## PROBLEM STATEMENT
From the entries below, count every line that contains the word "collagène". Please give the number and nothing else.

## begin EXERCISE MATERIAL

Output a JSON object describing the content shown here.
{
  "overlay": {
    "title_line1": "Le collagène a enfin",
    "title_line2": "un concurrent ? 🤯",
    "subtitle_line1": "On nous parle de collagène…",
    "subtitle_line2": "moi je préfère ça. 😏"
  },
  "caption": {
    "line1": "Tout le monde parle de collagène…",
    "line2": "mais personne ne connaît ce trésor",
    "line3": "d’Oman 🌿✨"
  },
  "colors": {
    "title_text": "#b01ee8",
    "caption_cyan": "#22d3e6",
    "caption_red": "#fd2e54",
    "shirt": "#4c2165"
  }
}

## end EXERCISE MATERIAL
## begin EXERCISE MATERIAL

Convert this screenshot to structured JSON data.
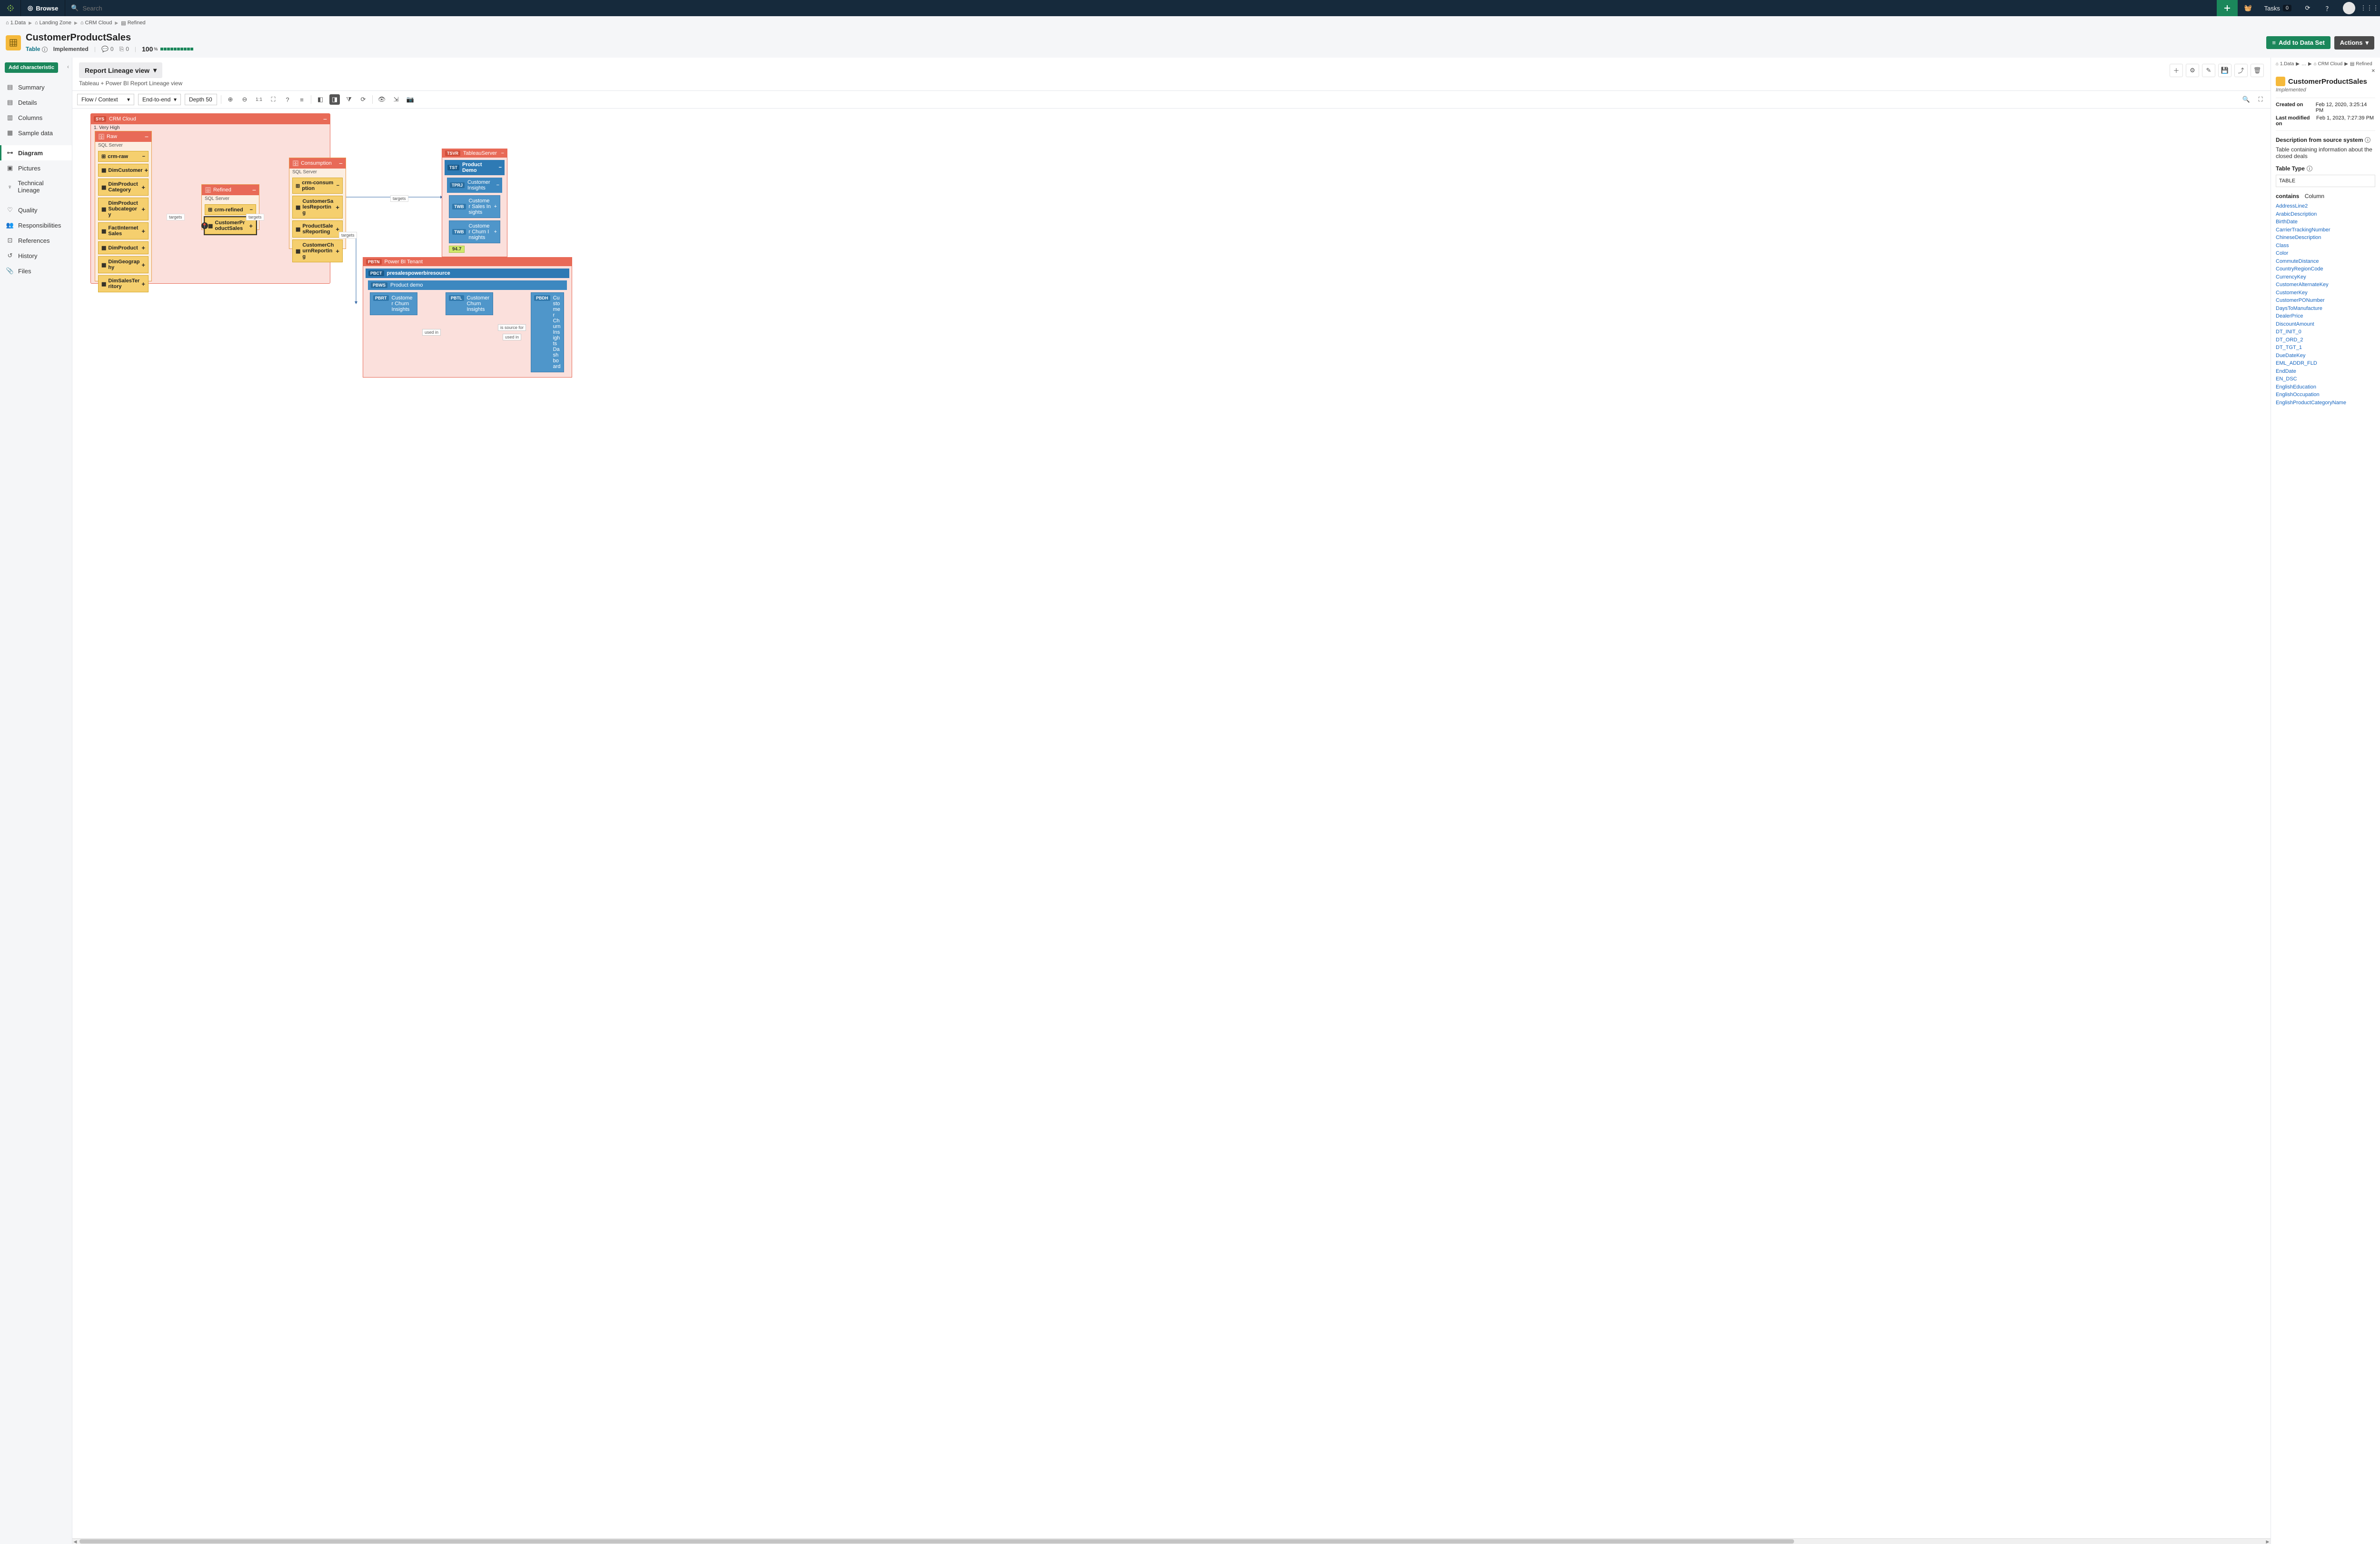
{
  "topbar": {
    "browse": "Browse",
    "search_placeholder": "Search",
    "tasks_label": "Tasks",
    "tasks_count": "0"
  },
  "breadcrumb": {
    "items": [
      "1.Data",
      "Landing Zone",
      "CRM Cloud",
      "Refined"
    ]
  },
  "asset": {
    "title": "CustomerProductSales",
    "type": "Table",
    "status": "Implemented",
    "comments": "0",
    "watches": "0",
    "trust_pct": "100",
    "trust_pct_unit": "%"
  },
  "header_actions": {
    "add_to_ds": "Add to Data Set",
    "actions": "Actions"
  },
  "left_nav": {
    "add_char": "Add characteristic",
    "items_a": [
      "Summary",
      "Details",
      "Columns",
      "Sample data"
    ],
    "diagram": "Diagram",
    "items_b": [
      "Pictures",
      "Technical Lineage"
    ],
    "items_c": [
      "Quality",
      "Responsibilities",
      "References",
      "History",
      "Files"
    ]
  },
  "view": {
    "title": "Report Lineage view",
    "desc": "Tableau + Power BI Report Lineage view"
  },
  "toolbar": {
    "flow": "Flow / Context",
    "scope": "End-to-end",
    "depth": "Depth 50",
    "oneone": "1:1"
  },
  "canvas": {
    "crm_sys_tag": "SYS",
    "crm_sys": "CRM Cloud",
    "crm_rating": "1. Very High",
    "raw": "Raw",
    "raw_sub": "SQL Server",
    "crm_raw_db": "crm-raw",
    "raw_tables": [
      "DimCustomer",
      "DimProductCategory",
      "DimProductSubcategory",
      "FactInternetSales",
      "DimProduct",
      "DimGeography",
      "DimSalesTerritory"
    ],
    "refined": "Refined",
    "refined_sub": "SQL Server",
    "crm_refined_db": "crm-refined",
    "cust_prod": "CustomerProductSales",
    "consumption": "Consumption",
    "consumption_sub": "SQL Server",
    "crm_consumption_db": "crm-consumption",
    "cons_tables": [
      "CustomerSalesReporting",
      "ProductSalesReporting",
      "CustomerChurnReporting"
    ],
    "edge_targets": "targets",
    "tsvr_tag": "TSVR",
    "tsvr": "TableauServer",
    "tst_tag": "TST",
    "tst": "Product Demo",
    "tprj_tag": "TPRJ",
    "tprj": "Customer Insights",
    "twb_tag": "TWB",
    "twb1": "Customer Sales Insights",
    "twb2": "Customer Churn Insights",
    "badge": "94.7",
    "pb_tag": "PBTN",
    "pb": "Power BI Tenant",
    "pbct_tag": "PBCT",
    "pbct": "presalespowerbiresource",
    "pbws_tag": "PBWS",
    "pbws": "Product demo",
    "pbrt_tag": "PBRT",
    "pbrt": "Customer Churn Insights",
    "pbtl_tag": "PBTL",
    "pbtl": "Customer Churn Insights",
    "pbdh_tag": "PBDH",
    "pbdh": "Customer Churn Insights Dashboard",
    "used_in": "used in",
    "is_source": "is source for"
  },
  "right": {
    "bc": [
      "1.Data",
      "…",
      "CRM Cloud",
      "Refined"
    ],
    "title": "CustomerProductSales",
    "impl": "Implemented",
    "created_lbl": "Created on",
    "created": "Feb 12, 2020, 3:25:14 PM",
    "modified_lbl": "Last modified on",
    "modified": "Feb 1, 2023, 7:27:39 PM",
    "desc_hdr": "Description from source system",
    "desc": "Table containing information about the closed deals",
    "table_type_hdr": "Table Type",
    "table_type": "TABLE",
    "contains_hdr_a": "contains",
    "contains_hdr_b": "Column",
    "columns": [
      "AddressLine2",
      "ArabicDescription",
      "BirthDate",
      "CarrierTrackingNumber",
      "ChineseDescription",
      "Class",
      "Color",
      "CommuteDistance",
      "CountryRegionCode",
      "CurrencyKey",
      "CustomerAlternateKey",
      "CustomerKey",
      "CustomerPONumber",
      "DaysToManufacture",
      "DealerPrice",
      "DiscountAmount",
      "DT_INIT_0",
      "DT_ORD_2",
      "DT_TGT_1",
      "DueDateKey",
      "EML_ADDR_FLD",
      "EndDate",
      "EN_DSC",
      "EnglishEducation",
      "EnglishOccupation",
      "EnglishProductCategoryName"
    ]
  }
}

## end EXERCISE MATERIAL

## SOLUTION FOR THIS PROBLEM
3